Set task: Locate each line of the material that contains "text", then return it.

<<<<

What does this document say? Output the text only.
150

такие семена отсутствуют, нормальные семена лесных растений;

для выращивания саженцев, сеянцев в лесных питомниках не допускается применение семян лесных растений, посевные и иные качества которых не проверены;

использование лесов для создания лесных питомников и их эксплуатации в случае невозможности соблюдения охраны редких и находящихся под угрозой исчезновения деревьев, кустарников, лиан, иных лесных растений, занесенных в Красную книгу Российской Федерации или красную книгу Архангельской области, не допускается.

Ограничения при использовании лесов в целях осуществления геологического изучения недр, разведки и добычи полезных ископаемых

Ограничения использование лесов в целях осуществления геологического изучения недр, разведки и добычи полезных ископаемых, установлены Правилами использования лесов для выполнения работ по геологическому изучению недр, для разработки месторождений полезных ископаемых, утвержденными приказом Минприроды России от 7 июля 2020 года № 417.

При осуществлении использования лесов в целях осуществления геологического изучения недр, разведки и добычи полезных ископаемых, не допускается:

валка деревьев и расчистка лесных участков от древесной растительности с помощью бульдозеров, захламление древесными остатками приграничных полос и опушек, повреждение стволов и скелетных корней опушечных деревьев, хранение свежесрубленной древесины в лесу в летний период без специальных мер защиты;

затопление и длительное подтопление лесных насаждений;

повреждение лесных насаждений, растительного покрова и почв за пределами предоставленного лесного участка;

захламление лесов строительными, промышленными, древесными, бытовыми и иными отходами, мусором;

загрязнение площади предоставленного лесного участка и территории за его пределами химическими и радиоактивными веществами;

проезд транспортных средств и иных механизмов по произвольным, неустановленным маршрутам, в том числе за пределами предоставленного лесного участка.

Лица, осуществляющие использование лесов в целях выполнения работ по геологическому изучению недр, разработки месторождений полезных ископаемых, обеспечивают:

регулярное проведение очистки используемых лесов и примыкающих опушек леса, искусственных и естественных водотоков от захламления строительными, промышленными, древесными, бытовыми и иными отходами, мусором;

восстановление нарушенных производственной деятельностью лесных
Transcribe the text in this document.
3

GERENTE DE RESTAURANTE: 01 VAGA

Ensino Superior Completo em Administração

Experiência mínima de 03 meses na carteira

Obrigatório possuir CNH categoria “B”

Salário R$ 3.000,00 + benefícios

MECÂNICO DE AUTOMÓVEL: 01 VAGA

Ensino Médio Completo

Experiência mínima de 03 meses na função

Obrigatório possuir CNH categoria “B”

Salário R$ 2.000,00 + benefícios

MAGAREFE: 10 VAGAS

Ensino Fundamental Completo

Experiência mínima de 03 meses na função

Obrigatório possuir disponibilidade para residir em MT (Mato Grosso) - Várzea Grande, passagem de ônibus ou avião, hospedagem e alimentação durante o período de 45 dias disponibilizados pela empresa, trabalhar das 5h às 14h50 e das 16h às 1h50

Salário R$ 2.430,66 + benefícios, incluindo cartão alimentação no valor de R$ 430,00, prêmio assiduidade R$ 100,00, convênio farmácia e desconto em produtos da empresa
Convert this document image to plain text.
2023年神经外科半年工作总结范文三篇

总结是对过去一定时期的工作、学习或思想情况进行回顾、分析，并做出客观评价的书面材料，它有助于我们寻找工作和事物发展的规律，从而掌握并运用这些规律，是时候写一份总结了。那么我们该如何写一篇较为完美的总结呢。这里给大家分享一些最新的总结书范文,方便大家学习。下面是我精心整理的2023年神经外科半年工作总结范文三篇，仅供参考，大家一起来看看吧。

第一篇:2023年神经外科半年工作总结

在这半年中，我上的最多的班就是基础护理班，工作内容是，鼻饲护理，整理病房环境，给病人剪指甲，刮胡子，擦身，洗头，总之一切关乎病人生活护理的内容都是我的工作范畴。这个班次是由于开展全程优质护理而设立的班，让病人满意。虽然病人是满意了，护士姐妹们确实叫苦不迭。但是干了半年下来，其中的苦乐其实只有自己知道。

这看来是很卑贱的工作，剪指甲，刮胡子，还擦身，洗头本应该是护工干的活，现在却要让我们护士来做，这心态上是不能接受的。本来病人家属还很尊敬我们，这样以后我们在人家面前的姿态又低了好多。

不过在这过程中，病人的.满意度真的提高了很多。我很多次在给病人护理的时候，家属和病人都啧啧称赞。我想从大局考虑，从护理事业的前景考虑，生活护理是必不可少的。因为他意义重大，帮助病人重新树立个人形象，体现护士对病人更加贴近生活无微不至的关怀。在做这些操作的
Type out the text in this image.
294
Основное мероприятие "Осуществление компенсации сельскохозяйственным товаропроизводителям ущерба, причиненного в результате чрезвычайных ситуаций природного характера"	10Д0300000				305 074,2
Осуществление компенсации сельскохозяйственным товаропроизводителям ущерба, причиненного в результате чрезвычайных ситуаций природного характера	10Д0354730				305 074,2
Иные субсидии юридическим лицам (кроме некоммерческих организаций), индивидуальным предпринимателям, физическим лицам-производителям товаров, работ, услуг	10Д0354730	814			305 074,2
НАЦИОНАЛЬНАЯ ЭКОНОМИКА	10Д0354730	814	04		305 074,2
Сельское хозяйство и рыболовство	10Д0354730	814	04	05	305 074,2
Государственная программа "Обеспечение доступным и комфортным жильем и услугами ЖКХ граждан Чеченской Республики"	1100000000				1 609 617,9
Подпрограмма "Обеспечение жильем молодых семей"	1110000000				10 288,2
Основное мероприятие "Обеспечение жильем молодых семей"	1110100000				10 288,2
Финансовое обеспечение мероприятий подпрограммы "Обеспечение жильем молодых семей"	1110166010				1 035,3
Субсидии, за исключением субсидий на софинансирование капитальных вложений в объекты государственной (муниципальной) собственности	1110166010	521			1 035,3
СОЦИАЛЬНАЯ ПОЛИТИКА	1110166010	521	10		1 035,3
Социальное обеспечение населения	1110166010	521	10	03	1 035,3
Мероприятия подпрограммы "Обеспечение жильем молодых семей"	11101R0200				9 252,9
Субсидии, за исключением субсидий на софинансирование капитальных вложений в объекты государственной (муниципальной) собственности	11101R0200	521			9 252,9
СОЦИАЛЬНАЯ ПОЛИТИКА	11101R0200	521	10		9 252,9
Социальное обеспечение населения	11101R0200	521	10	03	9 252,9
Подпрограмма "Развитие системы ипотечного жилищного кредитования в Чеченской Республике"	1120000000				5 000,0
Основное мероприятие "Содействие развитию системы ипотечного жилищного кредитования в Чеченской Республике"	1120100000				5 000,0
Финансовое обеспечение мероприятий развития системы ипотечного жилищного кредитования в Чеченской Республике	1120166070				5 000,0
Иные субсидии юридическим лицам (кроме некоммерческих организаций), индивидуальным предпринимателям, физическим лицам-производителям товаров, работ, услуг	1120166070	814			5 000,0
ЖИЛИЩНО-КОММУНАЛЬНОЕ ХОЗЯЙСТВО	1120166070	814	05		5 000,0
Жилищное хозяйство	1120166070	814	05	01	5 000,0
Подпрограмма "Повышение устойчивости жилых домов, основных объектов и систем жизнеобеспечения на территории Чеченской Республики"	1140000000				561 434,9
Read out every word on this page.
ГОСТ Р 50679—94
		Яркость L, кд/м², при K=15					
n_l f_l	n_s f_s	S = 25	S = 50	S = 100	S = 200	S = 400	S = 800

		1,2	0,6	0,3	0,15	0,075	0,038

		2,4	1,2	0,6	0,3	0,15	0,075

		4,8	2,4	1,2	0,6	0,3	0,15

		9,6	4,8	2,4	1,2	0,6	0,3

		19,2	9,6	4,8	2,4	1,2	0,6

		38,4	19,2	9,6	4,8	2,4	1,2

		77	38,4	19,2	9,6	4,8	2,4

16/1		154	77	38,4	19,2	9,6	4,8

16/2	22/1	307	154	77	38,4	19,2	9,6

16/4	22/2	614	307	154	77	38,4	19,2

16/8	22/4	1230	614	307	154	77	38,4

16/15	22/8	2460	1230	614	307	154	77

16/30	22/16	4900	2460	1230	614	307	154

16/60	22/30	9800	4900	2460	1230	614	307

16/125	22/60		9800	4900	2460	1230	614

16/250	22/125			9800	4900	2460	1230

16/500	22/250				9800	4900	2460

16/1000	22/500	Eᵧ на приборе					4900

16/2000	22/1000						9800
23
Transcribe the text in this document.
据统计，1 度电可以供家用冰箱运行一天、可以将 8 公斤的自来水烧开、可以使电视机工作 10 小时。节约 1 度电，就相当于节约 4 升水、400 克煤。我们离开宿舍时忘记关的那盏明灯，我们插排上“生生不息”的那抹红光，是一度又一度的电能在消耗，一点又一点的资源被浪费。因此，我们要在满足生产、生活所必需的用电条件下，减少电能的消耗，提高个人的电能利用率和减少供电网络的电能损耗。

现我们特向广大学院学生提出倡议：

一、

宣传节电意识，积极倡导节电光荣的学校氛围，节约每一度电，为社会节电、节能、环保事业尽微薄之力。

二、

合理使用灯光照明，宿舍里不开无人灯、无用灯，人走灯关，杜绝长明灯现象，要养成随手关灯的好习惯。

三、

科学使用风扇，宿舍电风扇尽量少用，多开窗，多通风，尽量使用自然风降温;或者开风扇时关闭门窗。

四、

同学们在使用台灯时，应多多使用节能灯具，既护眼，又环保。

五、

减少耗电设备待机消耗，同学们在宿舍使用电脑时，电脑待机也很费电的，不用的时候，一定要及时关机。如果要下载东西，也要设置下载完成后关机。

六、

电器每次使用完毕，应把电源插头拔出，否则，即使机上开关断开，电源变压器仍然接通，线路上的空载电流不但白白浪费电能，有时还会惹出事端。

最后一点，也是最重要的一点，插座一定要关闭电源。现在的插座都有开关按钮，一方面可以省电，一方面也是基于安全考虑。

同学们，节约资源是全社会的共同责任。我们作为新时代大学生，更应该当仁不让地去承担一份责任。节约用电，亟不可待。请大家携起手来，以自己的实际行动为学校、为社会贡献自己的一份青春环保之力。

>>>>

Problem solution:
What does this document say? Output the text only.
Transcribe the text in this document.
Convert this document image to plain text.
Type out the text in this image.
Transcribe the text in this document.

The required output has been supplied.